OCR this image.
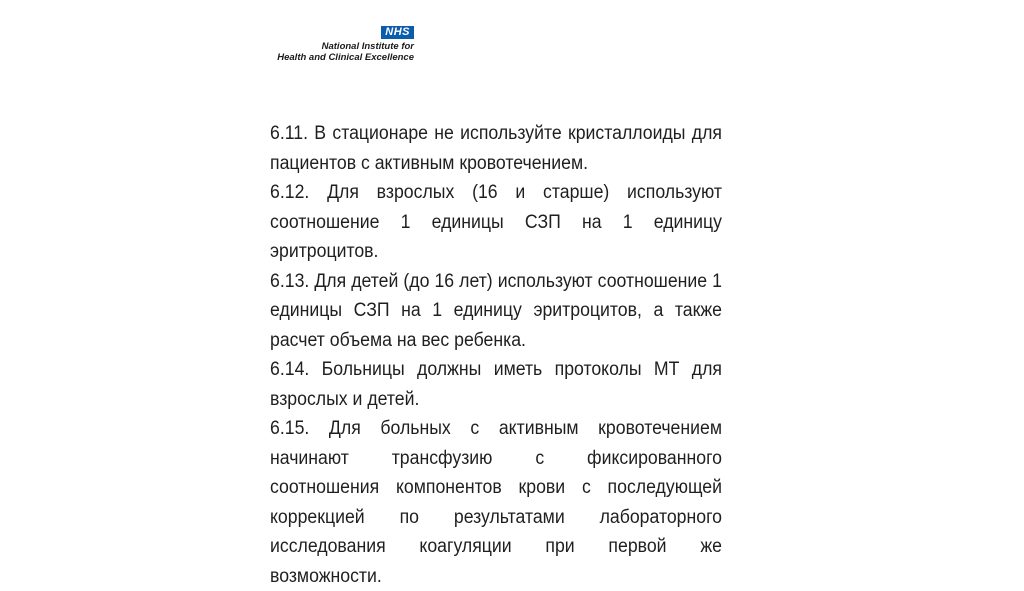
NHS
National Institute for
Health and Clinical Excellence

6.11. В стационаре не используйте кристаллоиды для пациентов с активным кровотечением.

6.12. Для взрослых (16 и старше) используют соотношение 1 единицы СЗП на 1 единицу эритроцитов.

6.13. Для детей (до 16 лет) используют соотношение 1 единицы СЗП на 1 единицу эритроцитов, а также расчет объема на вес ребенка.

6.14. Больницы должны иметь протоколы МТ для взрослых и детей.

6.15. Для больных с активным кровотечением начинают трансфузию с фиксированного соотношения компонентов крови с последующей коррекцией по результатами лабораторного исследования коагуляции при первой же возможности.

********

- **Problem**: From the records, copy every line that has the string "взрослых" in it.

- **Reply to the task**:
6.12. Для взрослых (16 и старше) используют соотношение 1 единицы СЗП на 1 единицу эритроцитов.
6.14. Больницы должны иметь протоколы МТ для взрослых и детей.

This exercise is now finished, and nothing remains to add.